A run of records
— BEGIN —
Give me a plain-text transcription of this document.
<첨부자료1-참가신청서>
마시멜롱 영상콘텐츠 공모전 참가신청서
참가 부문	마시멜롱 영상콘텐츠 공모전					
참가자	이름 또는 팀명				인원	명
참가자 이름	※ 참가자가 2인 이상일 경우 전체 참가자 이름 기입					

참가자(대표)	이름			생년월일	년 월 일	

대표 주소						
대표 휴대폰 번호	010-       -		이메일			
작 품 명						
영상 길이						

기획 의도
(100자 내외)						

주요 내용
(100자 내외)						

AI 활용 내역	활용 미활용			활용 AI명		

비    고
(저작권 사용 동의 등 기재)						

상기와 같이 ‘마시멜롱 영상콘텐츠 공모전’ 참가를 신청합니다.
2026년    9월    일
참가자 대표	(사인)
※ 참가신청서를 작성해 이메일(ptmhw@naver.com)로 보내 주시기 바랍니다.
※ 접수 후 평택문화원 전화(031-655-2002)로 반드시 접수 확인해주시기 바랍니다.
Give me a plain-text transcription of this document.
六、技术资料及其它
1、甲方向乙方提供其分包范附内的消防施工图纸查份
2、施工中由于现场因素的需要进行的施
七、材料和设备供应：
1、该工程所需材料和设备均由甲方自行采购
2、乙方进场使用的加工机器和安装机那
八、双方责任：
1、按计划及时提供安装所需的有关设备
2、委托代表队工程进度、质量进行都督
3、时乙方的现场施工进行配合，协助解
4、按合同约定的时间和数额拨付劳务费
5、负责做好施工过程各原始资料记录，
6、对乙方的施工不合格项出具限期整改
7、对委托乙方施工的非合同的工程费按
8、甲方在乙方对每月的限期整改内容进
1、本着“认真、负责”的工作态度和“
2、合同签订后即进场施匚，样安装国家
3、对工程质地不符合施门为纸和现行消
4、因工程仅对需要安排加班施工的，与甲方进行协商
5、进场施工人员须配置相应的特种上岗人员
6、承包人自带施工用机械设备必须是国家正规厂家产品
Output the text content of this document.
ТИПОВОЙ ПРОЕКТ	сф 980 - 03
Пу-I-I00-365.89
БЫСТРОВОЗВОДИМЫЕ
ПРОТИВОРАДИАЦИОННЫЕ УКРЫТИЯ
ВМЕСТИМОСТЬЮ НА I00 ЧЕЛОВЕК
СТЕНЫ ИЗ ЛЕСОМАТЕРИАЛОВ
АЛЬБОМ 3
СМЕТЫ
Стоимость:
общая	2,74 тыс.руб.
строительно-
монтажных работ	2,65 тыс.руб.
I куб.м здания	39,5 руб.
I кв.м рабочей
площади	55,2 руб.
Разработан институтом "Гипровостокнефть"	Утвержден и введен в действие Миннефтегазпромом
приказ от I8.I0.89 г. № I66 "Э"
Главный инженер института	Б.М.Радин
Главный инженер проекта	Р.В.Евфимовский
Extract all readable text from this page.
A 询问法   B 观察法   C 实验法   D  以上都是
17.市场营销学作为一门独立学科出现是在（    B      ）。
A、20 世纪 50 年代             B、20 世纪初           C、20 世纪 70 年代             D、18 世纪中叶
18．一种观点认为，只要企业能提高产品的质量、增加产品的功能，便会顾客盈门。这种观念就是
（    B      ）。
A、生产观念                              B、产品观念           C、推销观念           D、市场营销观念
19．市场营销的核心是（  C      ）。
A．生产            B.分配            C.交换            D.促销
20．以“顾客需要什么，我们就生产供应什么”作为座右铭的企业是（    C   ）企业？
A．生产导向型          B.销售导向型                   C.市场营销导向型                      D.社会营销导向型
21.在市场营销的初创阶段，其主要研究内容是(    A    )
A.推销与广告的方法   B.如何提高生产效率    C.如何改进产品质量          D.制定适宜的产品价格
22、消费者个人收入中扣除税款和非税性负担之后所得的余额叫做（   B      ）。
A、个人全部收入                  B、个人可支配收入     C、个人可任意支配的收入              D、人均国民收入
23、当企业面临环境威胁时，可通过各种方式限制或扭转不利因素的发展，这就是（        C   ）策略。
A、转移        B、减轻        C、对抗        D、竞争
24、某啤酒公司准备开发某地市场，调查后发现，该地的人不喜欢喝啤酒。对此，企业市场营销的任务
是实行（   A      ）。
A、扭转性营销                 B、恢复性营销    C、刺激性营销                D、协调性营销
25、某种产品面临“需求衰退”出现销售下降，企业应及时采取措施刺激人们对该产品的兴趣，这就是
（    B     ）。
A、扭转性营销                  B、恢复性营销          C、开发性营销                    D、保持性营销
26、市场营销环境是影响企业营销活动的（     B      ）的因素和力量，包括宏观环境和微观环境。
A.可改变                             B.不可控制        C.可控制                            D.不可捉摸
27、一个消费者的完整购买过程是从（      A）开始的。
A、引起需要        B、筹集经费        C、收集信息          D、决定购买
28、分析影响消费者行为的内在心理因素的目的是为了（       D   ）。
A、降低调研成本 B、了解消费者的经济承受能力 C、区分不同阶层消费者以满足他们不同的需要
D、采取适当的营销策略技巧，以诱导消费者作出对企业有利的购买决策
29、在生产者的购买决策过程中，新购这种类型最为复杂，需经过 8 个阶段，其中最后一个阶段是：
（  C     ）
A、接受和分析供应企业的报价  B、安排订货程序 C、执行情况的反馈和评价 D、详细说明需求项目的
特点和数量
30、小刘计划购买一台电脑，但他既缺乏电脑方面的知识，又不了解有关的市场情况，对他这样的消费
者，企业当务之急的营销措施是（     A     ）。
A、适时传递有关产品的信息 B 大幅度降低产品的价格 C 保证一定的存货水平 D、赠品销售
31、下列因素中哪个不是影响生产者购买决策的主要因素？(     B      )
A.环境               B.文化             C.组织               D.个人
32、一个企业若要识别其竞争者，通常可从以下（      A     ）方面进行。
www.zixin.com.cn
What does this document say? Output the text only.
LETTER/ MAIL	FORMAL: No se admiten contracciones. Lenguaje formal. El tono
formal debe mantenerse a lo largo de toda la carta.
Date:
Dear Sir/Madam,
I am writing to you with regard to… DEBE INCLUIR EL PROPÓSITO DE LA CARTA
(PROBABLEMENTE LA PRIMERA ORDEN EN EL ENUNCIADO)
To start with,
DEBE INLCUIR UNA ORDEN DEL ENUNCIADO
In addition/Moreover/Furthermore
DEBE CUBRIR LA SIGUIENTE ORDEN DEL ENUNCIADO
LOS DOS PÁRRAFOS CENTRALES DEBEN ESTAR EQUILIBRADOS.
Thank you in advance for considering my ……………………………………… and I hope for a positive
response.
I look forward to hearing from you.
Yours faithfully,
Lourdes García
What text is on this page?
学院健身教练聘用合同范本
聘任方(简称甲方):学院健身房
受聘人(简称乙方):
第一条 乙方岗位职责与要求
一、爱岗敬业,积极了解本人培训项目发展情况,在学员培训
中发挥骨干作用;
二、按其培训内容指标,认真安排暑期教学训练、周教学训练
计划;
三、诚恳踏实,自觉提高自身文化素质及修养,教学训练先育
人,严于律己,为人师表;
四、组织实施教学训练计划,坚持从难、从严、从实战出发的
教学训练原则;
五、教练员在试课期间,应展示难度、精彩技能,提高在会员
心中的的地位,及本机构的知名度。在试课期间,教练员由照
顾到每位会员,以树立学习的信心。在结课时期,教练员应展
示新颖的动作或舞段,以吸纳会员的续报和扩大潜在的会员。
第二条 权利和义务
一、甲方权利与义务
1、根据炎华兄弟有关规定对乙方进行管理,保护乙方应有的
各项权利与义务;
— END —
> GIVEN EXERCISE
Find every line containing the word "page", then give the total and nothing more.

> ANSWER TO THE TASK
2